◆ Problem description ◆
Using the listing beneath this task, count the lines with the word "ylabel" and write only the result.

[start of Data rows]

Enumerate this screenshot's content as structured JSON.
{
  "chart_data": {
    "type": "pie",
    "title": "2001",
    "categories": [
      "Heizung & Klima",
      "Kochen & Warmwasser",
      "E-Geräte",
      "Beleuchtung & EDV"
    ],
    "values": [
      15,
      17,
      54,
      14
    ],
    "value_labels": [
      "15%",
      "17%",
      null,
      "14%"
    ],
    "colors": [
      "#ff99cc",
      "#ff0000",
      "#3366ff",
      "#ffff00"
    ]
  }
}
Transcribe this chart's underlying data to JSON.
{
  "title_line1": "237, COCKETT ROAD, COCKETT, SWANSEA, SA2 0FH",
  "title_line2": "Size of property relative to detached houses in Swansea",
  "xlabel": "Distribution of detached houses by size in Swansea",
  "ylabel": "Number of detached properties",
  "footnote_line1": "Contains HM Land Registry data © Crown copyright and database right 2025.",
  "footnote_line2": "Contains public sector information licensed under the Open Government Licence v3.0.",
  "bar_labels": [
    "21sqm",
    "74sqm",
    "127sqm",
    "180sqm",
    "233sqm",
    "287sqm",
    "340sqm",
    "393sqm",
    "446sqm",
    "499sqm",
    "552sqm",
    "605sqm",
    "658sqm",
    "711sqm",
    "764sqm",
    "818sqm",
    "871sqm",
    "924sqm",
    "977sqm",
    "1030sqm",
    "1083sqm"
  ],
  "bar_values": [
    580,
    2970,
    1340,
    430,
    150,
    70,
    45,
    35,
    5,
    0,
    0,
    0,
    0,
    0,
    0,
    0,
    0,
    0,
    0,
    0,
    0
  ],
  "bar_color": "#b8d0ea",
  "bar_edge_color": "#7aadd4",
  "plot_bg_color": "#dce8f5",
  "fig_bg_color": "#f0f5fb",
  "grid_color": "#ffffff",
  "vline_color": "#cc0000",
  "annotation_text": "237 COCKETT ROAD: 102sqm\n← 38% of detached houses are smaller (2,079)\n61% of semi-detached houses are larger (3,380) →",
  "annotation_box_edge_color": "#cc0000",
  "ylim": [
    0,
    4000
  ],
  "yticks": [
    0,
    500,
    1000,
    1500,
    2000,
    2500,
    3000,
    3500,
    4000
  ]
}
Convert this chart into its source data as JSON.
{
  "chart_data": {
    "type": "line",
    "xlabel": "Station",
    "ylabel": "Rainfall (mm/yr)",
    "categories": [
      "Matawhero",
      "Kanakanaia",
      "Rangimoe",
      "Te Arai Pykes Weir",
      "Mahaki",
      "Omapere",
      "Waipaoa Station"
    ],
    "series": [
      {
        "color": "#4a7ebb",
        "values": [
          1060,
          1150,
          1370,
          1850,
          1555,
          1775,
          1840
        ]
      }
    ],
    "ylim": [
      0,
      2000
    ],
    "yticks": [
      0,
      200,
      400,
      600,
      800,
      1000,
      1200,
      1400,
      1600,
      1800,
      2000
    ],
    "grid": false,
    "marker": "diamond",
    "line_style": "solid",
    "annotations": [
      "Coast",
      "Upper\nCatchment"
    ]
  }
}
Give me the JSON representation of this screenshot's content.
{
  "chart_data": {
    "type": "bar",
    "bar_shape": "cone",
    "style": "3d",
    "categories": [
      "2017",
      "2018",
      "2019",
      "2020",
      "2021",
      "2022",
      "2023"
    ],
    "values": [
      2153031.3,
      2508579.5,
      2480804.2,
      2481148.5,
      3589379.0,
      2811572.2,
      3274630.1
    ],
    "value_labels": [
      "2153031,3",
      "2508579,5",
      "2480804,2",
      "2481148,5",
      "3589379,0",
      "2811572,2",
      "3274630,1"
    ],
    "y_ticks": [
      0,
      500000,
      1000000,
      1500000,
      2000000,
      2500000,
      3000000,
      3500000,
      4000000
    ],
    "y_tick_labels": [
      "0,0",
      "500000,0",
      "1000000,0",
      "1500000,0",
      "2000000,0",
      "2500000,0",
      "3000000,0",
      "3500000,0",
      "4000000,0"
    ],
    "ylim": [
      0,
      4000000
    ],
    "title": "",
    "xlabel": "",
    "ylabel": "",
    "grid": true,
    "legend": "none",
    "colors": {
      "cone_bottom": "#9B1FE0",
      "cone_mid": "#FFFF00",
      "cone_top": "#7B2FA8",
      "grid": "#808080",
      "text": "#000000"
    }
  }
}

[end of Data rows]

◆ Completed exercise ◆
3